> _Requirements_: Using the listing below, copy every line that mentions "color".

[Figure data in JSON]
———
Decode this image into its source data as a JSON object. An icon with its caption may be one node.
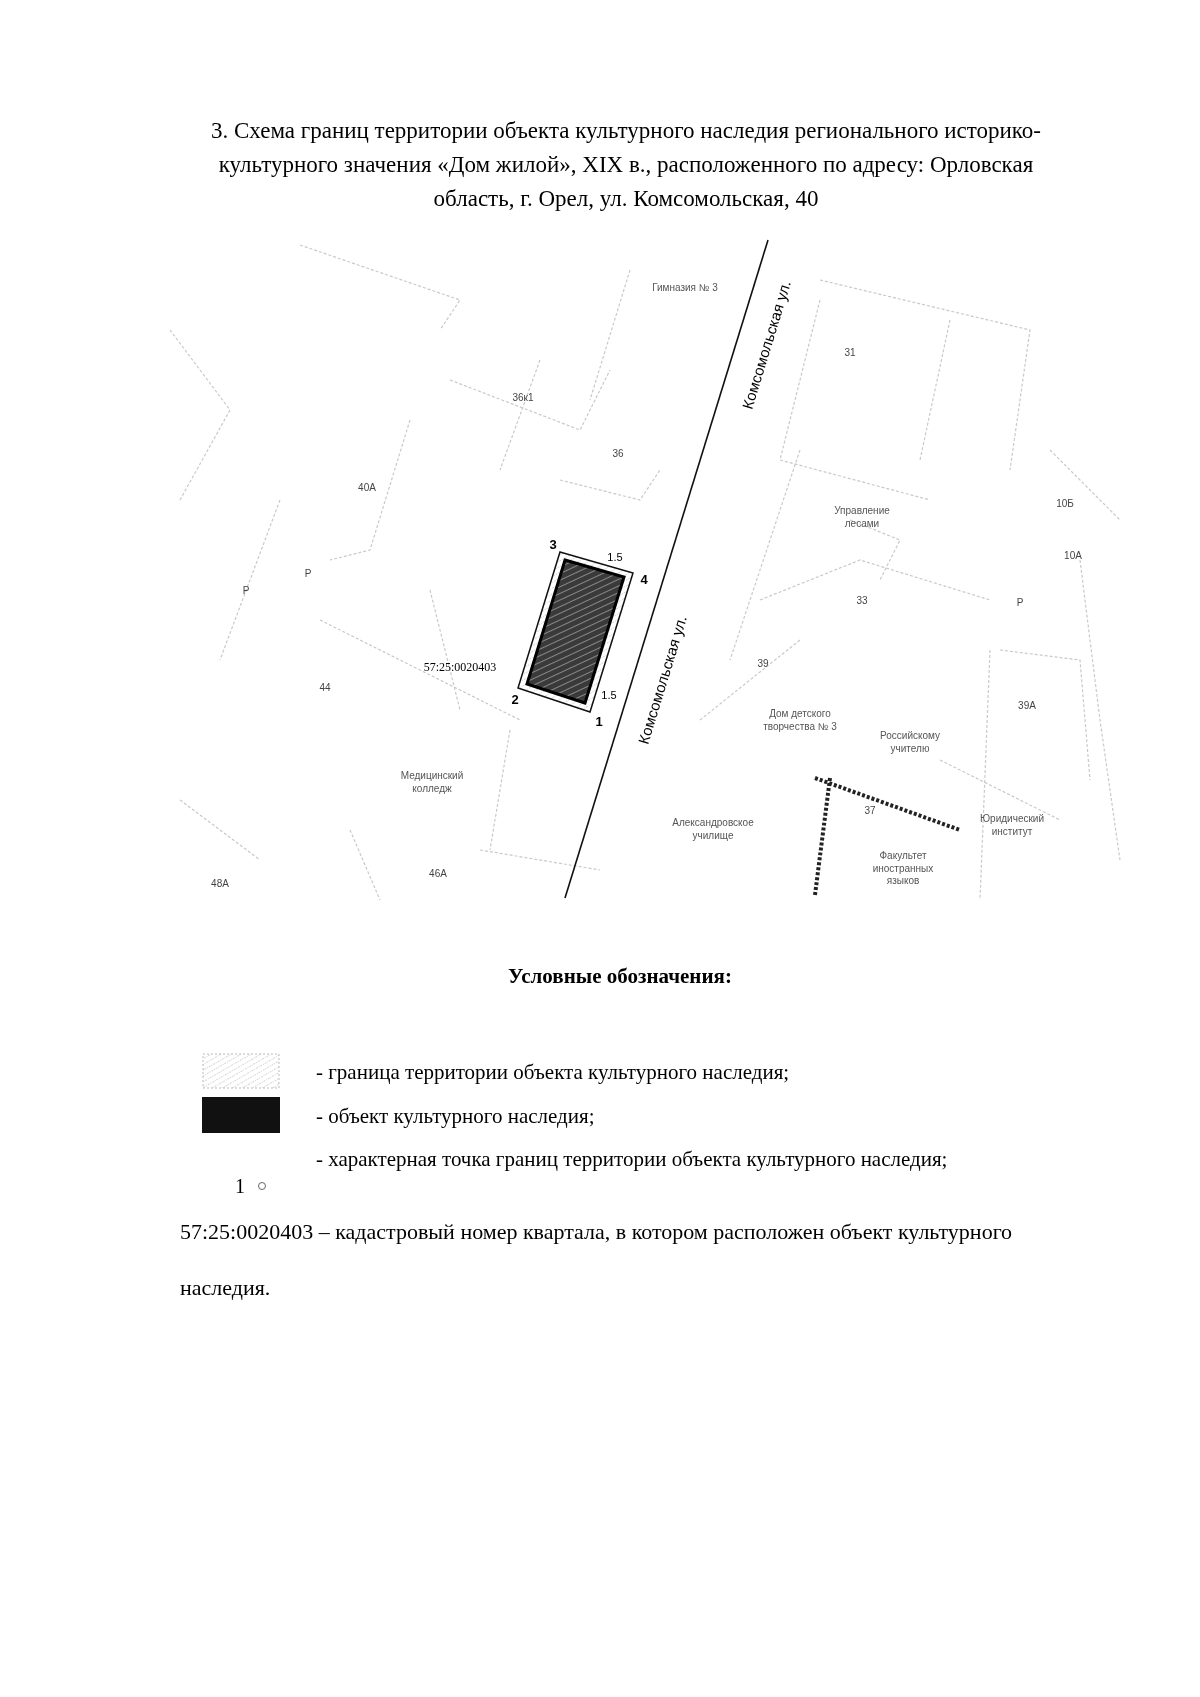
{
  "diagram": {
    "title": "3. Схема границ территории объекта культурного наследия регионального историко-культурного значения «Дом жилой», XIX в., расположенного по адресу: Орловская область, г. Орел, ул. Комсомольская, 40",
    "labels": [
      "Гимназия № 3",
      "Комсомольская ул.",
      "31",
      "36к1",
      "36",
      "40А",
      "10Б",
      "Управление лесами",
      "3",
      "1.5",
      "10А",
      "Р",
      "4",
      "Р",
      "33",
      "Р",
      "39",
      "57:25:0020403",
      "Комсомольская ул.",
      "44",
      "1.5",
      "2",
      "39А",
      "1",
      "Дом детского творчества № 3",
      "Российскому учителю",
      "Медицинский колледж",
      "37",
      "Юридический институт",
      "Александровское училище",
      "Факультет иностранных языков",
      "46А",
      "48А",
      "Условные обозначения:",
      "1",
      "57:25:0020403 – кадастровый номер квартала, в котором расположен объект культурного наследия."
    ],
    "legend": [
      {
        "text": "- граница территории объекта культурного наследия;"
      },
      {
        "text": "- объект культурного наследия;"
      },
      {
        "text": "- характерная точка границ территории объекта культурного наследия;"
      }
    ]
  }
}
———
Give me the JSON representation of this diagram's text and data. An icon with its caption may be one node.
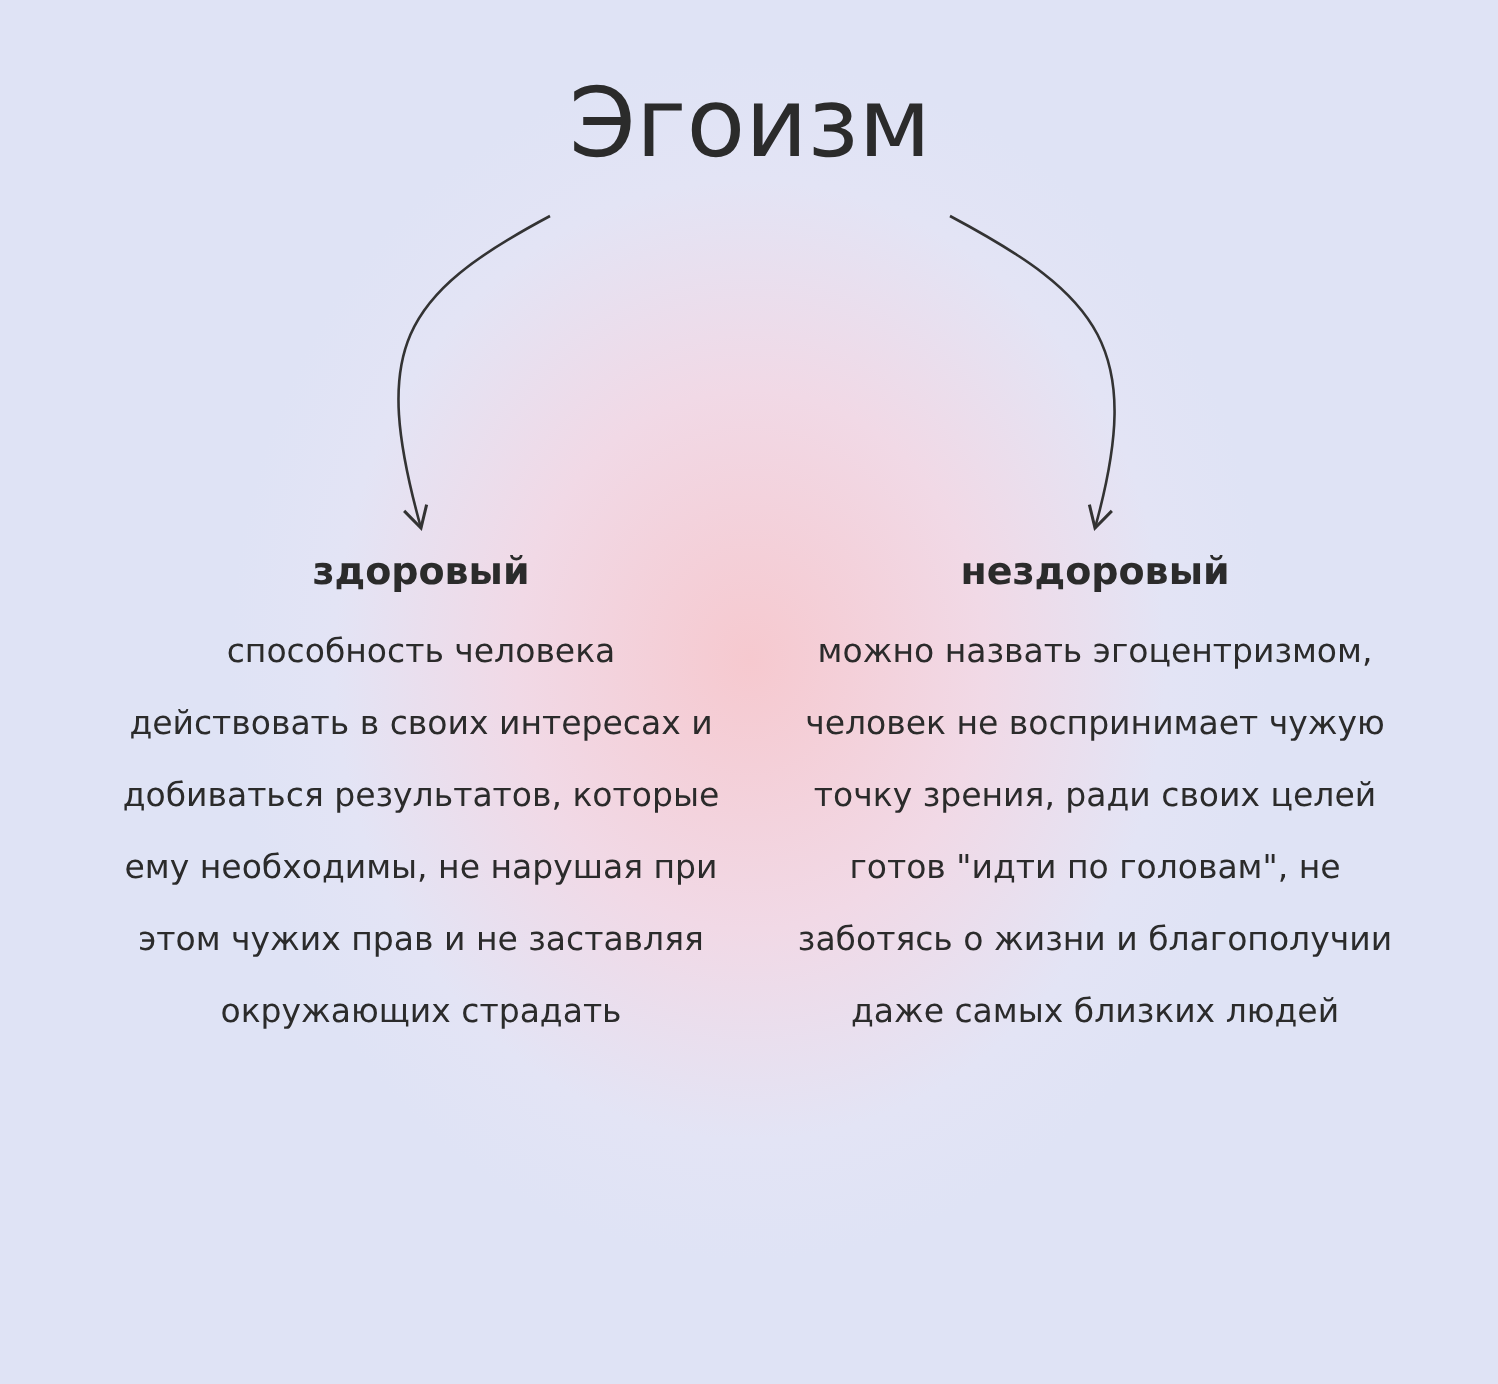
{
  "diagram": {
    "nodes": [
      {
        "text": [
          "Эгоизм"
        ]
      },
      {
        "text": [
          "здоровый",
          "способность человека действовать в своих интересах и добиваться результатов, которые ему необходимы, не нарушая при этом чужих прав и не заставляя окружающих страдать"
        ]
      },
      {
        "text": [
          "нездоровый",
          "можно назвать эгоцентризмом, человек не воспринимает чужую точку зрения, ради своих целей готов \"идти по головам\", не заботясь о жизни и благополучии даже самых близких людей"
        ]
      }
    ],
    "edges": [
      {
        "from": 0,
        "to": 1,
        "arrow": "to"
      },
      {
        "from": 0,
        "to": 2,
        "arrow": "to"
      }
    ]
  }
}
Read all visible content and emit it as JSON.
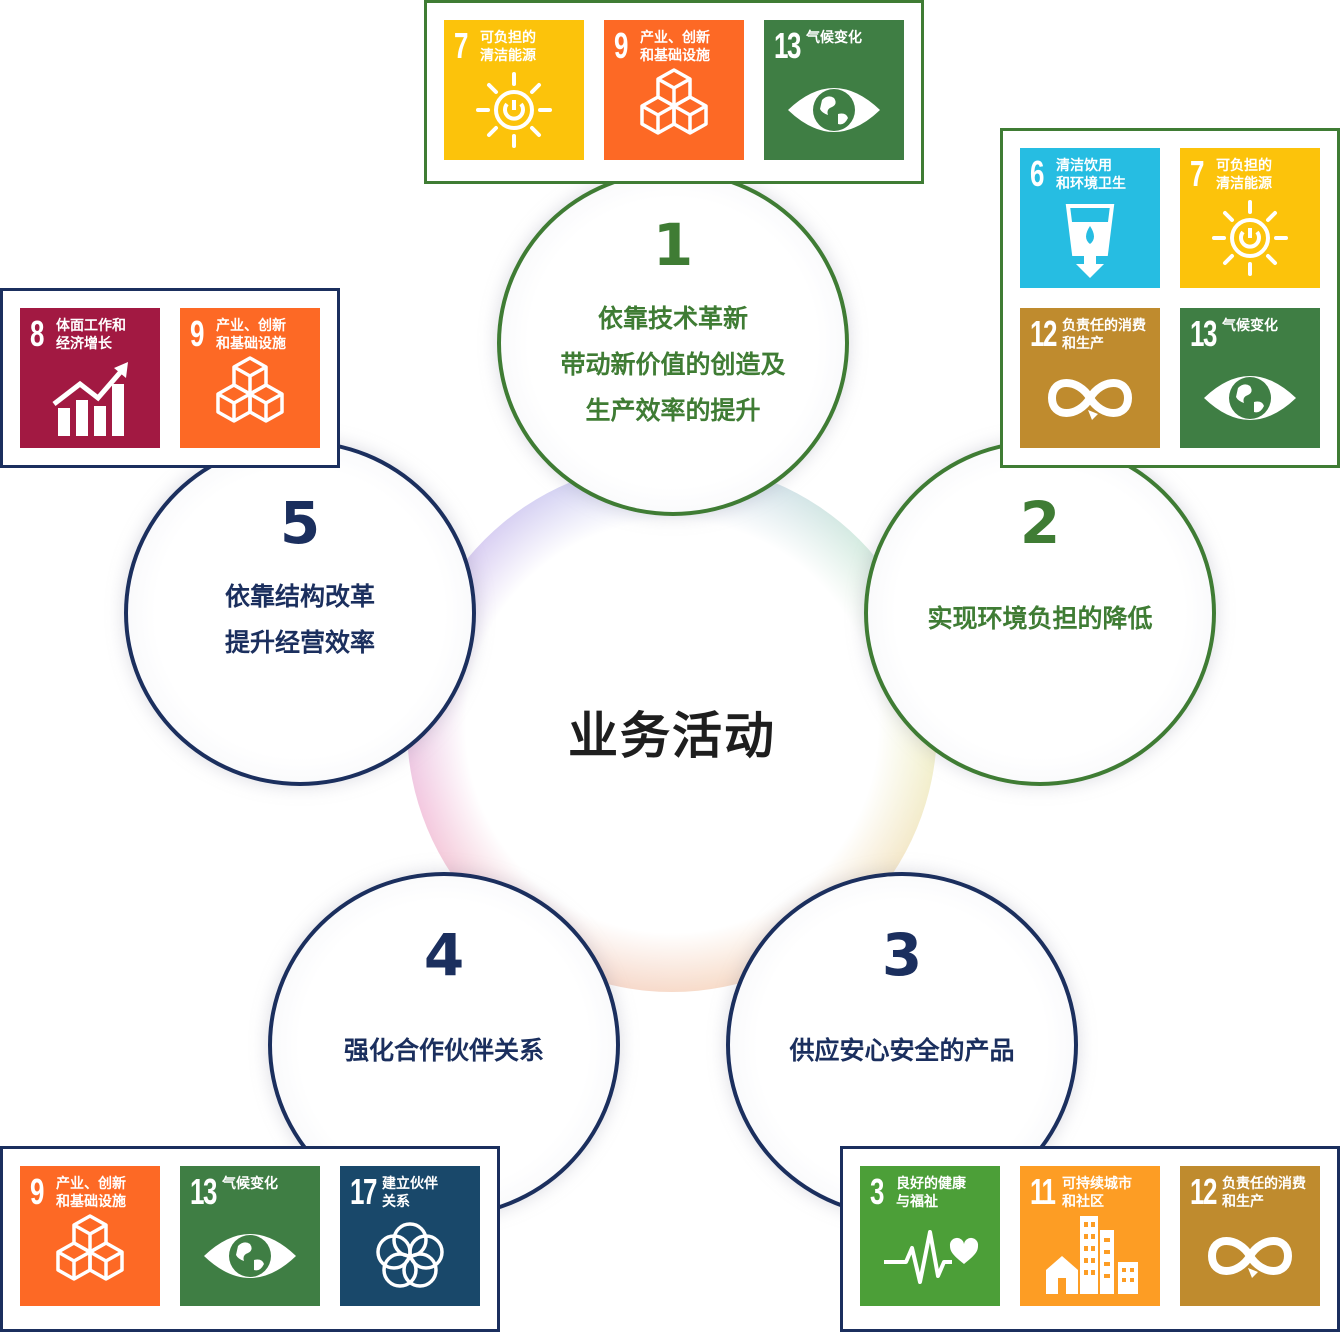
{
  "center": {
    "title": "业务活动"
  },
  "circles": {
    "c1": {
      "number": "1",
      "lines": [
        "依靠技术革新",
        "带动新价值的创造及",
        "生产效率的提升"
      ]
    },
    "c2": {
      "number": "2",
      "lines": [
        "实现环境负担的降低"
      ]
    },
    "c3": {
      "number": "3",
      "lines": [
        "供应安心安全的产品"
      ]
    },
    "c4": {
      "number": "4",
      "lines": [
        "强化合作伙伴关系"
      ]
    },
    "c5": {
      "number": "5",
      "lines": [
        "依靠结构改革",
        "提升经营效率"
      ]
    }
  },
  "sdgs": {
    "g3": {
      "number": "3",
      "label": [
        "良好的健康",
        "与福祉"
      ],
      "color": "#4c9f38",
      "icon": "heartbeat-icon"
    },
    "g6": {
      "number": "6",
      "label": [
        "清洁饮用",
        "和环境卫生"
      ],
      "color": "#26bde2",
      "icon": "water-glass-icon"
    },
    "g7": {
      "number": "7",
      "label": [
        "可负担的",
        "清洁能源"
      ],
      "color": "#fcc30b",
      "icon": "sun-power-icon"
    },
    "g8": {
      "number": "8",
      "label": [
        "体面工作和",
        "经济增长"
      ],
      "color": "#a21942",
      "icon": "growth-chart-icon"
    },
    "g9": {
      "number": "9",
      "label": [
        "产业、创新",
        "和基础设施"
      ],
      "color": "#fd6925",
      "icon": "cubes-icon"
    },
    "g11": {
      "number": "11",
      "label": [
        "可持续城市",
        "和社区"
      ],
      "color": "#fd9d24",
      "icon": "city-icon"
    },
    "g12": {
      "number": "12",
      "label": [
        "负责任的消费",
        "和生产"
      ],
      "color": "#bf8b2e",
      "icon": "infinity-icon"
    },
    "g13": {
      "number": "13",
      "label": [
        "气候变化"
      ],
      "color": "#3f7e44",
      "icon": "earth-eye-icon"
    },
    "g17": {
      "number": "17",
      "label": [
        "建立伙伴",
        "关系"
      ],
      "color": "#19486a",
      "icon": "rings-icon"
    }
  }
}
———
> _The reply_:
      "color": "#4c9f38",
      "color": "#26bde2",
      "color": "#fcc30b",
      "color": "#a21942",
      "color": "#fd6925",
      "color": "#fd9d24",
      "color": "#bf8b2e",
      "color": "#3f7e44",
      "color": "#19486a",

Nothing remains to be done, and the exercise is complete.